[Exercise prompt]
Using the data that follows, state the number of lines holding the word "limitations", and give no other output.

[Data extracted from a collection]
↓↓↓
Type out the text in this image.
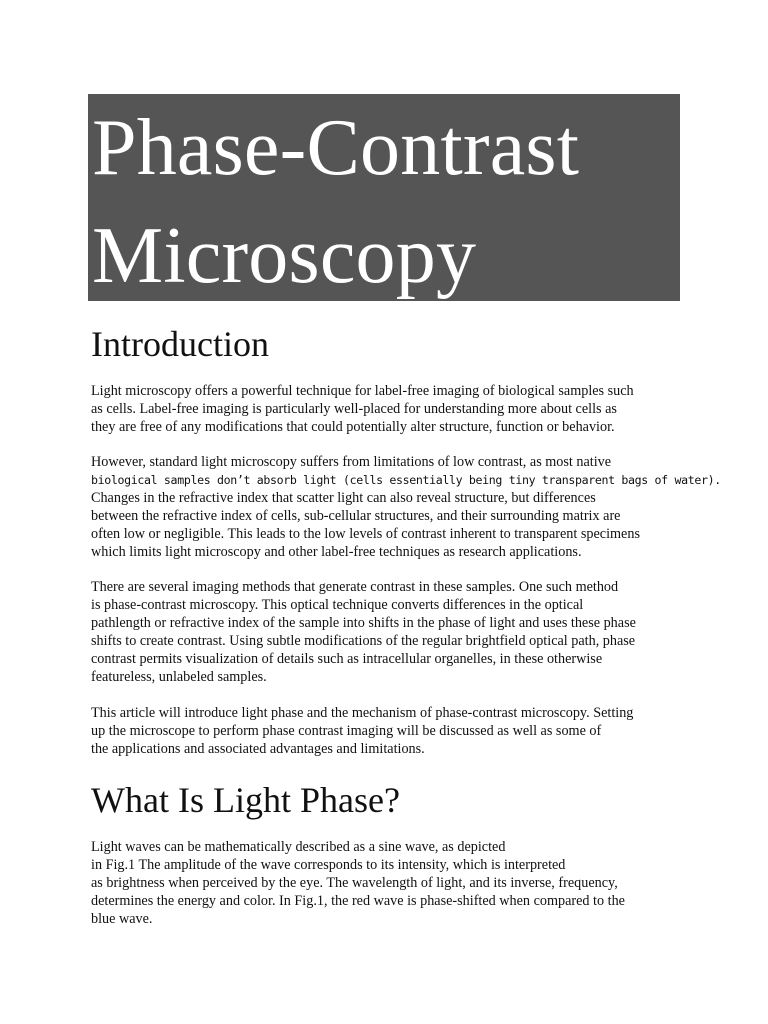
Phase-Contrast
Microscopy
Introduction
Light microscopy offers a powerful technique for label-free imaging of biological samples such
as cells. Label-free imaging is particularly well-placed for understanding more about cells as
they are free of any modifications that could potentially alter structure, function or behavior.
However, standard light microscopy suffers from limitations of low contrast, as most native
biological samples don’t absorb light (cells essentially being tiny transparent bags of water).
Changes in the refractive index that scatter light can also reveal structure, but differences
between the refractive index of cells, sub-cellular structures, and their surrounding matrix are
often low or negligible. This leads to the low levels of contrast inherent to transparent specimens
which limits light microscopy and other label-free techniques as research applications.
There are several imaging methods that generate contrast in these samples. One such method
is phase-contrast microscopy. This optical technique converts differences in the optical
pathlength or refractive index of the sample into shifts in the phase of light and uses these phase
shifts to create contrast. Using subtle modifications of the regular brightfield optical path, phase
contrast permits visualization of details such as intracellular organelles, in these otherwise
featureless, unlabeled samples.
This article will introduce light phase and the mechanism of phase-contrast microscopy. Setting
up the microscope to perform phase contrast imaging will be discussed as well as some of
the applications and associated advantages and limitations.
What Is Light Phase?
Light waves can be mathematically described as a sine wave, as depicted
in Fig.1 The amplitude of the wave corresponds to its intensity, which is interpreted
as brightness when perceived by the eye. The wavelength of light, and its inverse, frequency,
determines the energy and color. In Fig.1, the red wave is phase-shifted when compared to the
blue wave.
↑↑↑
[Result of the task]
2